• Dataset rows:
■ ■ ■ ■ ■ ■ ■

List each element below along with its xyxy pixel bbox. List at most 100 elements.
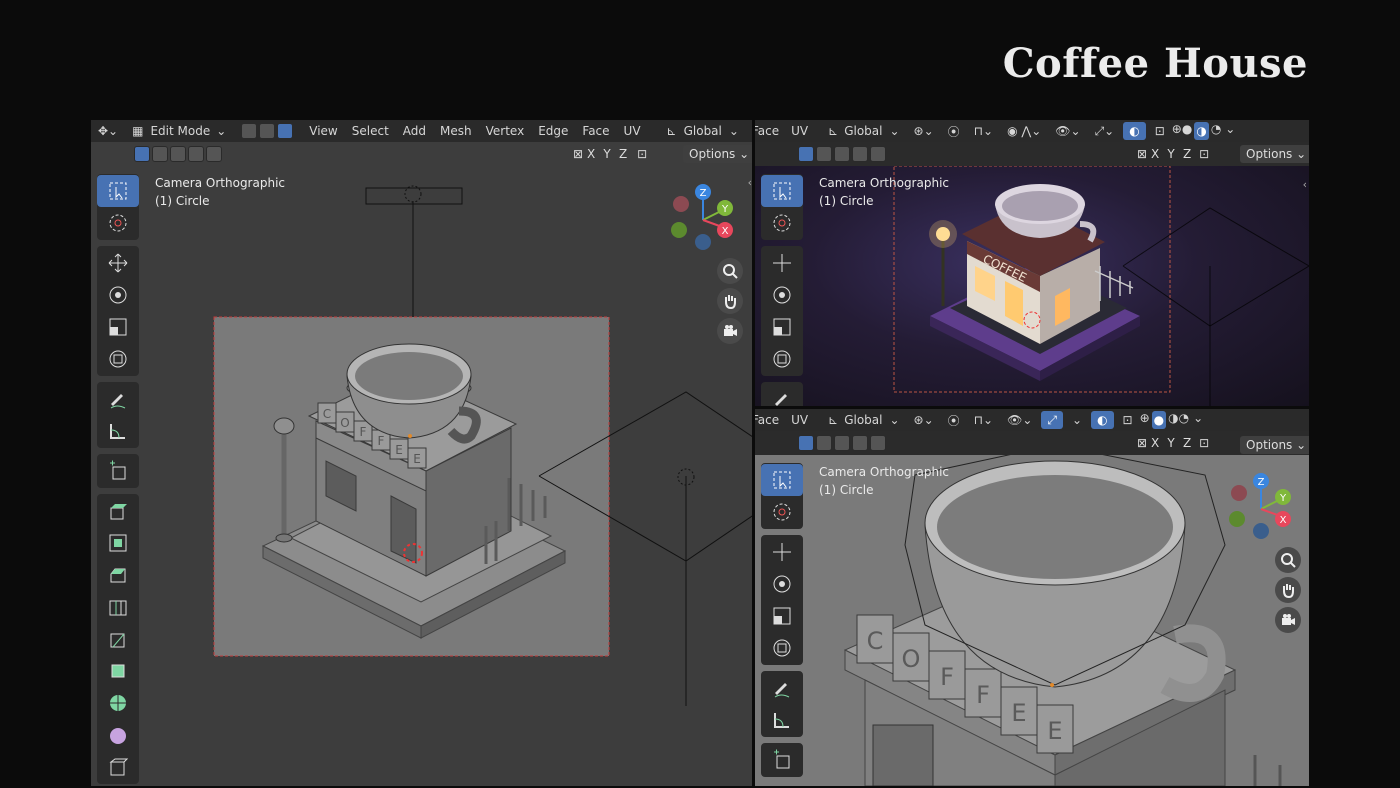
- z-pivot-icon[interactable]: ⊛⌄: [907, 413, 941, 427]
- sidebar-toggle-icon[interactable]: ‹: [748, 176, 752, 189]
- mirror-y-toggle[interactable]: Y: [599, 147, 615, 161]
- z-snap-magnet-icon[interactable]: ⦿: [941, 412, 967, 429]
- menu-view[interactable]: View: [302, 124, 344, 138]
- z-snap-icon[interactable]: ⊡: [1199, 436, 1209, 450]
- extrude-tool[interactable]: [97, 495, 139, 527]
- z-cursor-tool[interactable]: [761, 496, 803, 528]
- mirror-x-toggle[interactable]: X: [583, 147, 599, 161]
- edge-select-button[interactable]: [259, 123, 276, 139]
- r-rotate-tool[interactable]: [761, 279, 803, 311]
- proportional-edit-icon[interactable]: ◉ ⋀⌄: [1000, 124, 1048, 138]
- z-select-subtract-button[interactable]: [834, 435, 850, 451]
- r-select-new-button[interactable]: [798, 146, 814, 162]
- menu-vertex[interactable]: Vertex: [479, 124, 532, 138]
- orientation-select-right[interactable]: Global: [844, 124, 882, 138]
- z-menu-uv[interactable]: UV: [791, 413, 828, 427]
- camera-view-button[interactable]: [717, 318, 743, 344]
- z-pan-button[interactable]: [1275, 577, 1301, 603]
- measure-tool[interactable]: [97, 415, 139, 447]
- z-select-intersect-button[interactable]: [870, 435, 886, 451]
- z-gizmo-toggle-button[interactable]: ⤢: [1041, 411, 1063, 429]
- menu-face-cut[interactable]: Face: [755, 124, 791, 138]
- bevel-tool[interactable]: [97, 559, 139, 591]
- r-move-tool[interactable]: [761, 247, 803, 279]
- orientation-select[interactable]: Global: [684, 124, 722, 138]
- z-mirror-y-toggle[interactable]: Y: [1163, 436, 1179, 450]
- snap-icon[interactable]: ⊡: [637, 147, 647, 161]
- snap-magnet-icon[interactable]: ⦿: [941, 123, 967, 140]
- r-mirror-x-toggle[interactable]: X: [1147, 147, 1163, 161]
- z-menu-face-cut[interactable]: Face: [755, 413, 791, 427]
- viewport-3d[interactable]: C O F F E E Camera Orthographic (1) Circ…: [91, 166, 752, 786]
- menu-add[interactable]: Add: [396, 124, 433, 138]
- z-measure-tool[interactable]: [761, 704, 803, 736]
- render-viewport-3d[interactable]: COFFEE Camera Orthographic (1) Circle ‹: [755, 166, 1309, 406]
- shear-tool[interactable]: [97, 751, 139, 783]
- r-transform-tool[interactable]: [761, 343, 803, 375]
- chevron-down-icon[interactable]: ⌄: [882, 124, 906, 138]
- select-extend-button[interactable]: [152, 146, 168, 162]
- z-zoom-button[interactable]: [1275, 547, 1301, 573]
- r-mirror-icon[interactable]: ⊠: [1137, 147, 1147, 161]
- r-mirror-z-toggle[interactable]: Z: [1179, 147, 1195, 161]
- z-snap-increment-icon[interactable]: ⊓⌄: [967, 413, 1000, 427]
- z-mirror-icon[interactable]: ⊠: [1137, 436, 1147, 450]
- z-wireframe-shading-icon[interactable]: ⊕: [1140, 411, 1150, 429]
- knife-tool[interactable]: [97, 623, 139, 655]
- zoom-button[interactable]: [717, 258, 743, 284]
- z-visibility-icon[interactable]: 👁⌄: [1000, 413, 1039, 427]
- z-mirror-z-toggle[interactable]: Z: [1179, 436, 1195, 450]
- visibility-icon[interactable]: 👁⌄: [1048, 124, 1087, 138]
- r-snap-icon[interactable]: ⊡: [1199, 147, 1209, 161]
- select-invert-button[interactable]: [188, 146, 204, 162]
- material-shading-icon[interactable]: ◑: [1194, 122, 1209, 140]
- z-material-shading-icon[interactable]: ◑: [1168, 411, 1178, 429]
- r-select-box-tool[interactable]: [761, 175, 803, 207]
- mirror-z-toggle[interactable]: Z: [615, 147, 631, 161]
- z-gizmo-chevron-down-icon[interactable]: ⌄: [1065, 413, 1089, 427]
- pan-button[interactable]: [717, 288, 743, 314]
- editor-type-icon[interactable]: ✥⌄: [91, 124, 125, 138]
- inset-tool[interactable]: [97, 527, 139, 559]
- r-annotate-tool[interactable]: [761, 383, 803, 406]
- z-move-tool[interactable]: [761, 536, 803, 568]
- r-select-extend-button[interactable]: [816, 146, 832, 162]
- vertex-select-button[interactable]: [241, 123, 258, 139]
- z-rotate-tool[interactable]: [761, 568, 803, 600]
- options-dropdown[interactable]: Options ⌄: [683, 145, 752, 163]
- z-select-new-button[interactable]: [798, 435, 814, 451]
- menu-uv-right[interactable]: UV: [791, 124, 828, 138]
- z-shading-chevron-down-icon[interactable]: ⌄: [1189, 411, 1207, 429]
- z-select-box-tool[interactable]: [761, 464, 803, 496]
- scale-tool[interactable]: [97, 311, 139, 343]
- move-tool[interactable]: [97, 247, 139, 279]
- menu-edge[interactable]: Edge: [531, 124, 575, 138]
- z-options-dropdown[interactable]: Options ⌄: [1240, 436, 1309, 454]
- select-intersect-button[interactable]: [206, 146, 222, 162]
- poly-build-tool[interactable]: [97, 655, 139, 687]
- menu-select[interactable]: Select: [345, 124, 396, 138]
- add-cube-tool[interactable]: [97, 455, 139, 487]
- orientation-chevron-down-icon[interactable]: ⌄: [722, 124, 746, 138]
- menu-uv[interactable]: UV: [617, 124, 648, 138]
- xray-icon[interactable]: ⊡: [1148, 124, 1172, 138]
- select-box-tool[interactable]: [97, 175, 139, 207]
- rotate-tool[interactable]: [97, 279, 139, 311]
- r-options-dropdown[interactable]: Options ⌄: [1240, 145, 1309, 163]
- z-scale-tool[interactable]: [761, 600, 803, 632]
- r-cursor-tool[interactable]: [761, 207, 803, 239]
- r-sidebar-toggle-icon[interactable]: ‹: [1303, 178, 1307, 191]
- zoom-viewport-3d[interactable]: C O F F E E Camera Orthographic (1) Circ…: [755, 455, 1309, 786]
- z-solid-shading-icon[interactable]: ●: [1151, 411, 1167, 429]
- r-mirror-y-toggle[interactable]: Y: [1163, 147, 1179, 161]
- mode-chevron-down-icon[interactable]: ⌄: [210, 124, 232, 138]
- wireframe-shading-icon[interactable]: ⊕: [1172, 122, 1182, 140]
- z-rendered-shading-icon[interactable]: ◔: [1179, 411, 1189, 429]
- z-overlay-toggle-button[interactable]: ◐: [1091, 411, 1114, 429]
- z-select-extend-button[interactable]: [816, 435, 832, 451]
- loop-cut-tool[interactable]: [97, 591, 139, 623]
- r-select-invert-button[interactable]: [852, 146, 868, 162]
- z-mirror-x-toggle[interactable]: X: [1147, 436, 1163, 450]
- z-transform-tool[interactable]: [761, 632, 803, 664]
- menu-mesh[interactable]: Mesh: [433, 124, 479, 138]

■ ■ ■ ■ ■ ■ ■

• Goal of the exercise: Report each line in the items that contains the string "Global", treating uppercase and lowercase letters as different.

• Output for this task:
- orientation-select-right[interactable]: Global: [844, 124, 882, 138]
- orientation-select[interactable]: Global: [684, 124, 722, 138]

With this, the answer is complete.